──────── FRAGMENTO PROPORCIONADO ────────

Esa uniformidad, sin embargo, acabó minando un sistema que permitía relacionar los abundantes elementos que intervenían en la transmisión oral (palabra, sonido, ritmo, contenido, gesto, etc.) debilitando la firmeza de un entramado sólido y –vuelvo a repetir- coherente que basaba su eficacia en continente y contenido. Reparemos en el continente, es decir en cómo se transmiten los conocimientos, por ejemplo: para justificar el uso de determinados recursos en esa transmisión he recurrido muchas veces al ejemplo del jesuita francés Marcel Jousse, quien dedicó su vida a intentar explicarse el misterio de la muy eficaz transmisión evangélica y estudió los posibles recitados rítmicos de Jesús a sus discípulos en lengua aramea, modo de transmisión que, según él, se perpetuó en el aprendizaje memorístico de las escuelas rabínicas. La mecánica de ese aprendizaje se basaba en la atractiva combinación de la palabra y el movimiento: un balanceo del cuerpo y un ritmo insistente y pegadizo ayudaban a memorizar textos al estilo de lo que, por poner un ejemplo cercano, se hacía en las escuelas españolas al estudiar la tabla de multiplicar o el Padre Nuestro. El ritmo binario no sólo ayudaba a repetir y fijar en la memoria sino que, en ocasiones, podía facilitar al creador las primeras bases para el paralelismo poético. Ese paralelismo iba muy unido a la bilateralidad, presente, según muchos investigadores, en el cuerpo y la mente humanos. Las fórmulas que aplican el paralelismo y la bilateralidad, por tanto, parece que siempre tuvieron un innegable éxito en la transmisión de los conocimientos primarios, pero es evidente que se han seguido aplicando con fortuna también en otras circunstancias más complejas y avanzadas en las que una simple fórmula rítmica o una cantinela se pueden adornar con determinados elementos musicales. Parece que mientras aprendemos estamos adquiriendo unos conocimientos que luego la memoria se encargará de asimilar, codificar y guardar para ser recuperados posteriormente.

──────── INFORMACIÓN EXTRAÍDA ────────

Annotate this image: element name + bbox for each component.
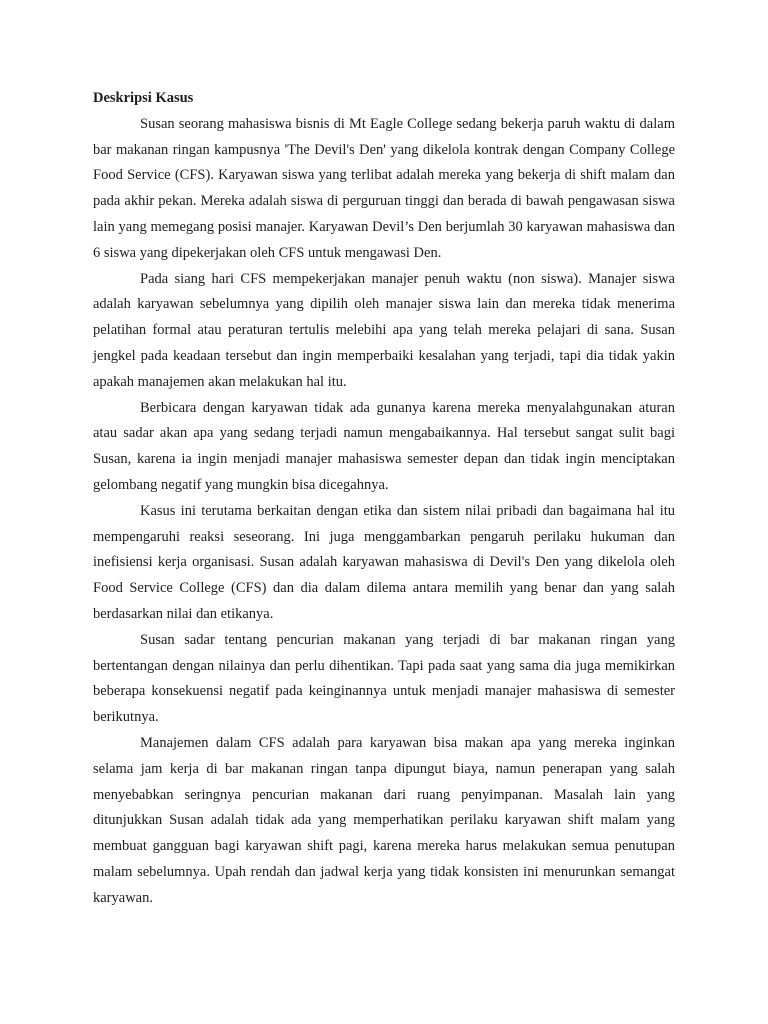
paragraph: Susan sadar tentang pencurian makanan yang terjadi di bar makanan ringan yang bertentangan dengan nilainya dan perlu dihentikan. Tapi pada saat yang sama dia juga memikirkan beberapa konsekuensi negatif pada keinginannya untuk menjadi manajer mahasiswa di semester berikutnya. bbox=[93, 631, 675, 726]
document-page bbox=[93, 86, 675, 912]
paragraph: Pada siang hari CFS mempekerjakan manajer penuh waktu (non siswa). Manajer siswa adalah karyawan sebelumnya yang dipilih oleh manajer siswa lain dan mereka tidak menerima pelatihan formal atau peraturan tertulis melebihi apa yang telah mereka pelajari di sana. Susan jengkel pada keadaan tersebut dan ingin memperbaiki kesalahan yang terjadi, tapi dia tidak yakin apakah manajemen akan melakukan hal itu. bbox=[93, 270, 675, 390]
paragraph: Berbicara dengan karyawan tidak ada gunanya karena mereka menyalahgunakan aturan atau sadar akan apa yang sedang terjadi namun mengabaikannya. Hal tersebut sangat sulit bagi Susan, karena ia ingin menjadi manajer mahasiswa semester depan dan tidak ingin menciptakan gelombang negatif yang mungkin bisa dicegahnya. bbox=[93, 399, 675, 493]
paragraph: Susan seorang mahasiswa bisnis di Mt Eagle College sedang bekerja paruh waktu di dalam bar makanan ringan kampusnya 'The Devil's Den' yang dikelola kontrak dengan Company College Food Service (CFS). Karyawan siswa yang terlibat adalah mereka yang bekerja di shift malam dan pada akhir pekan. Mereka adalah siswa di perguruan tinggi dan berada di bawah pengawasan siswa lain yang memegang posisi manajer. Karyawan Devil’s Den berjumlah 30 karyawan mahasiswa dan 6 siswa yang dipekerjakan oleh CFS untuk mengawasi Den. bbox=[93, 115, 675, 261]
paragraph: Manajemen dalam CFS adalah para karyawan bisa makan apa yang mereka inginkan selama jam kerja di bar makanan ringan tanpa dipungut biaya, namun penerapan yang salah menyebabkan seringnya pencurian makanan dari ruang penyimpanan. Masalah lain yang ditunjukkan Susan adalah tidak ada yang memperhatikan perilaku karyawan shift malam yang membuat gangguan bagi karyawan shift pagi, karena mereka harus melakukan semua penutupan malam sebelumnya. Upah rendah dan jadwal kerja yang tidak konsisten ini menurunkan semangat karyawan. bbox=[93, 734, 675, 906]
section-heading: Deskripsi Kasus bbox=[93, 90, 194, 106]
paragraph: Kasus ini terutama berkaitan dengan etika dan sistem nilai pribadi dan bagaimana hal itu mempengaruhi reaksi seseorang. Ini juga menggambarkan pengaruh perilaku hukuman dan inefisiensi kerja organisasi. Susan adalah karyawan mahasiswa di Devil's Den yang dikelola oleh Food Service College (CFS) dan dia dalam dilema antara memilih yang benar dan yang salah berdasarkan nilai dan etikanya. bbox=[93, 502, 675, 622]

────────
──────── INFORMACIÓN EXTRAÍDA ────────

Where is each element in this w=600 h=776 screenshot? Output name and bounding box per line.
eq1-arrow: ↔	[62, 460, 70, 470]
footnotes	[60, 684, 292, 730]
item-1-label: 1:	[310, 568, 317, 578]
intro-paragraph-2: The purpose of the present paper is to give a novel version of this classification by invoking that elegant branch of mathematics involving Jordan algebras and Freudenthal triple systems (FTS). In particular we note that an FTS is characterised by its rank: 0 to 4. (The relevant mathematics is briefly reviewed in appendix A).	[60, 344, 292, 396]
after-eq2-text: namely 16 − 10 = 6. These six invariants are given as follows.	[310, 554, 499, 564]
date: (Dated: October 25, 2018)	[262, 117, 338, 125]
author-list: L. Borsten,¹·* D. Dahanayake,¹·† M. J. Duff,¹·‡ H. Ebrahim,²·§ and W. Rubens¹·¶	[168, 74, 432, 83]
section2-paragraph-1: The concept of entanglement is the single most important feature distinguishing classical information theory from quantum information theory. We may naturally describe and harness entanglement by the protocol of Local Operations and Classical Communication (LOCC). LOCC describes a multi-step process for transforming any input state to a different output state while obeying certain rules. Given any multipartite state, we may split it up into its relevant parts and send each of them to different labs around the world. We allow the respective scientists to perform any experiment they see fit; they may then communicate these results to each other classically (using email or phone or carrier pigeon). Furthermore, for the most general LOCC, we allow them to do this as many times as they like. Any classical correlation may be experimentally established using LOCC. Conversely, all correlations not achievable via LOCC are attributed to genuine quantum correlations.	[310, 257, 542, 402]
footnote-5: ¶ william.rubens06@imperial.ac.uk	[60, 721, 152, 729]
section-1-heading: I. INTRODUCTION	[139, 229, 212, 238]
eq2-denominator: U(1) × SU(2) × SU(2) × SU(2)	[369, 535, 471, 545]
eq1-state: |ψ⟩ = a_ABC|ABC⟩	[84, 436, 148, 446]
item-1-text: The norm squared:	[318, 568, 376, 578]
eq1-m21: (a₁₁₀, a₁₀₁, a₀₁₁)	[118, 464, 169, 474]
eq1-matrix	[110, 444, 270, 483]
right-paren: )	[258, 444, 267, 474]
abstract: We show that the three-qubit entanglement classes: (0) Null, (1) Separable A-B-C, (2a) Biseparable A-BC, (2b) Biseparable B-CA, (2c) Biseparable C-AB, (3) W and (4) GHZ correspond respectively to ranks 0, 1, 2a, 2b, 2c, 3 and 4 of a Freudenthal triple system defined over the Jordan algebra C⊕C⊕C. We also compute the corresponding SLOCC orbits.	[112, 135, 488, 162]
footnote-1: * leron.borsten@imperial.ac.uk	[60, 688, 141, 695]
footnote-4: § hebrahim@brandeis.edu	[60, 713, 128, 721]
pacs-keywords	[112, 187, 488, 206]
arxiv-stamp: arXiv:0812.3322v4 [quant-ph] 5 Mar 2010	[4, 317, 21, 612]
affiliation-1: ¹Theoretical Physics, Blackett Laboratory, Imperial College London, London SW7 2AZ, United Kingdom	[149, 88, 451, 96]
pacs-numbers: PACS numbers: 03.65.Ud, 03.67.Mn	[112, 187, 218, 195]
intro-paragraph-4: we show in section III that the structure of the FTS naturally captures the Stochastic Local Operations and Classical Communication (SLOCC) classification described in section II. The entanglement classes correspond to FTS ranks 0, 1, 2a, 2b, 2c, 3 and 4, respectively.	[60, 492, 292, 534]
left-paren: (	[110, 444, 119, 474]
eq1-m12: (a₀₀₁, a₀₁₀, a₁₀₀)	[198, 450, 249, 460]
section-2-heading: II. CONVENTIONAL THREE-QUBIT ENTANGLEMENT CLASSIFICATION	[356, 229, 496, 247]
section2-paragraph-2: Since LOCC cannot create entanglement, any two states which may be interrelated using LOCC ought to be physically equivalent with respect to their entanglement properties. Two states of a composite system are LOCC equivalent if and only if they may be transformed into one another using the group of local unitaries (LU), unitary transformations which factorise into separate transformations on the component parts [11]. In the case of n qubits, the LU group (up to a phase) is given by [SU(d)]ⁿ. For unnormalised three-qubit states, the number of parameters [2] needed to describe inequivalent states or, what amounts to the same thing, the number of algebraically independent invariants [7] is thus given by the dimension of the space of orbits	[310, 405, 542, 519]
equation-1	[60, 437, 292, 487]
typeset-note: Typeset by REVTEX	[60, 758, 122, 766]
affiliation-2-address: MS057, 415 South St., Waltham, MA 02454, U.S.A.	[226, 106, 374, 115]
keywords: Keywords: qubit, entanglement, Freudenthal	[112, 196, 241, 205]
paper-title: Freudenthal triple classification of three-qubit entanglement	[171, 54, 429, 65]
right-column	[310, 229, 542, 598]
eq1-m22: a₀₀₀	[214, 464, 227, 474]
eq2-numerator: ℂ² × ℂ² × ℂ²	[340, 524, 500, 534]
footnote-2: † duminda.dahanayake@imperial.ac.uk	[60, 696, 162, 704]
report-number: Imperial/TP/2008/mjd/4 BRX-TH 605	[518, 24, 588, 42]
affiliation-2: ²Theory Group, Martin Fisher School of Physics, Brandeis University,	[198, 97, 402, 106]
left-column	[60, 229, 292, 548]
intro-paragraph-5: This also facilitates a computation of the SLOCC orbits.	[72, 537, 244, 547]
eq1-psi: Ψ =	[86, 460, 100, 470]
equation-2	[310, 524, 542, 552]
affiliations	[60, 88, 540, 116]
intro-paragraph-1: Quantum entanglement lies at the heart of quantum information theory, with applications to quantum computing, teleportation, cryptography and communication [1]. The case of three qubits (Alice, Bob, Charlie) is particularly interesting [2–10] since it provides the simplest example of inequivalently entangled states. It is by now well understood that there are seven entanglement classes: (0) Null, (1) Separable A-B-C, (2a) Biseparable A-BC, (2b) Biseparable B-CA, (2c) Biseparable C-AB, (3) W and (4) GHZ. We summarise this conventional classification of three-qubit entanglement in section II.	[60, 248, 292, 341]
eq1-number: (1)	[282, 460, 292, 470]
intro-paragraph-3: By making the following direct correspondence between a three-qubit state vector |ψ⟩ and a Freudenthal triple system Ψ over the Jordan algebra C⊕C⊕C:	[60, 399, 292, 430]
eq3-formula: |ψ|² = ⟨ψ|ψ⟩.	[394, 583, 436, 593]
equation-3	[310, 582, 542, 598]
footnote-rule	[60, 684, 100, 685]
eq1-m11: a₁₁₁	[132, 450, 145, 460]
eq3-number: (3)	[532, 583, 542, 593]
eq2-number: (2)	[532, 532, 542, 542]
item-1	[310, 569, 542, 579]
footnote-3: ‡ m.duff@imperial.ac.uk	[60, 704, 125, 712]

────────
──────── INFORMACIÓN EXTRAÍDA ────────

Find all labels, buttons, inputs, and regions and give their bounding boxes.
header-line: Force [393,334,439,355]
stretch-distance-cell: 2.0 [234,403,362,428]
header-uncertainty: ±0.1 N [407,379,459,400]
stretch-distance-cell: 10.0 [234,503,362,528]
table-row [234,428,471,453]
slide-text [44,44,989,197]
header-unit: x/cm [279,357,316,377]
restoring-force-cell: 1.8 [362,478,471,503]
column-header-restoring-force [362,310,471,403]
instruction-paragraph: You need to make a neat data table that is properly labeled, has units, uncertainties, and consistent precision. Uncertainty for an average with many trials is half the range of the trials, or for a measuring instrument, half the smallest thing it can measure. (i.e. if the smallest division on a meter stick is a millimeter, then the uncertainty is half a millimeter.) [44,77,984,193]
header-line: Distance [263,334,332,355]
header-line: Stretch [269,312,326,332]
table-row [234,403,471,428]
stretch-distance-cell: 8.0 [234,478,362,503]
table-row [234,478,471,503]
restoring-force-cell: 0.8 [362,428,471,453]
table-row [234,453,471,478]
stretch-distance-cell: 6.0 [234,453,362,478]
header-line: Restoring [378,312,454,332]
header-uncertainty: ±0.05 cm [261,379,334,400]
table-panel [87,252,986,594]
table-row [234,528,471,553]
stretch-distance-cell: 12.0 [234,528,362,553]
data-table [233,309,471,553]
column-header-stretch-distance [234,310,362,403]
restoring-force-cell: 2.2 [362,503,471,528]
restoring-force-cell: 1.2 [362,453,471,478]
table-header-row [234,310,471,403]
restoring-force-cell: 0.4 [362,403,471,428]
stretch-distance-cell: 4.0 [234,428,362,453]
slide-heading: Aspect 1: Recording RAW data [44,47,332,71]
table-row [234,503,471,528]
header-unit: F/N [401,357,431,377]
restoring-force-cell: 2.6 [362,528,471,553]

────────

__OBJETIVOS__.
1 > Sustituye "pencurian" por "kehilangan" en el listado y reproduce solo lo que va desde la línea que contiene "paragraph: Susan sadar" hasta la que contiene "document-page bbox=[93, 86, 675, 912]", ambas incluidas, sin cambiar nada más.
2 > Reanuda el fragmento sobre la transmisión oral de los conocimientos a partir de su última oración.

__SOLUCIONES__.
1 >
paragraph: Susan sadar tentang kehilangan makanan yang terjadi di bar makanan ringan yang bertentangan dengan nilainya dan perlu dihentikan. Tapi pada saat yang sama dia juga memikirkan beberapa konsekuensi negatif pada keinginannya untuk menjadi manajer mahasiswa di semester berikutnya. bbox=[93, 631, 675, 726]
document-page bbox=[93, 86, 675, 912]

2 >
Ejemplo de partidos judiciales
Herman Ebbinghaus, ya lo he mencionado, quiso estudiar empíricamente los procesos mentales seguidos en el almacenamiento y transmisión de conocimientos y puso en práctica unas técnicas para comprender mejor el aprendizaje en relación con la memoria: empezó por experimentar sus intuiciones consigo mismo y se aisló en París para dedicarse a aprender listas de palabras que no significaran nada, compuestas por dos consonantes con una vocal en medio. Al ser sílabas que no podía asociar a algo previamente conocido pudo cuantificar de forma objetiva el tiempo que tardaba en aprenderlas y lo que invertía en volver a aprenderlas, que evidentemente era menos, tanto en tiempo como en esfuerzo. Independientemente de la cuantificación de sus observaciones, Ebbinghaus llegó a la conclusión de que la memoria era susceptible de un perfeccionamiento gradual si se practicaba con ella y que, a partir de un momento determinado, la misma memoria pasaba por dos fases para olvidar o recuperar lo aprendido. Algunos siguieron trabajando tras la prematura muerte de Ebbinghaus en el tema de la consolidación y estabilidad de los conocimientos a corto y largo plazo en la memoria, con resultados claramente interesantes para comprender por qué se fijan unos contenidos y otros no.
Detengámonos un momento en esta última aseveración: ¿por qué se fijan unos contenidos y otros no? ¿Cómo influye la mentalidad en la selección, a veces involuntaria, de los elementos que constituyen el propio patrimonio, especialmente el inmaterial?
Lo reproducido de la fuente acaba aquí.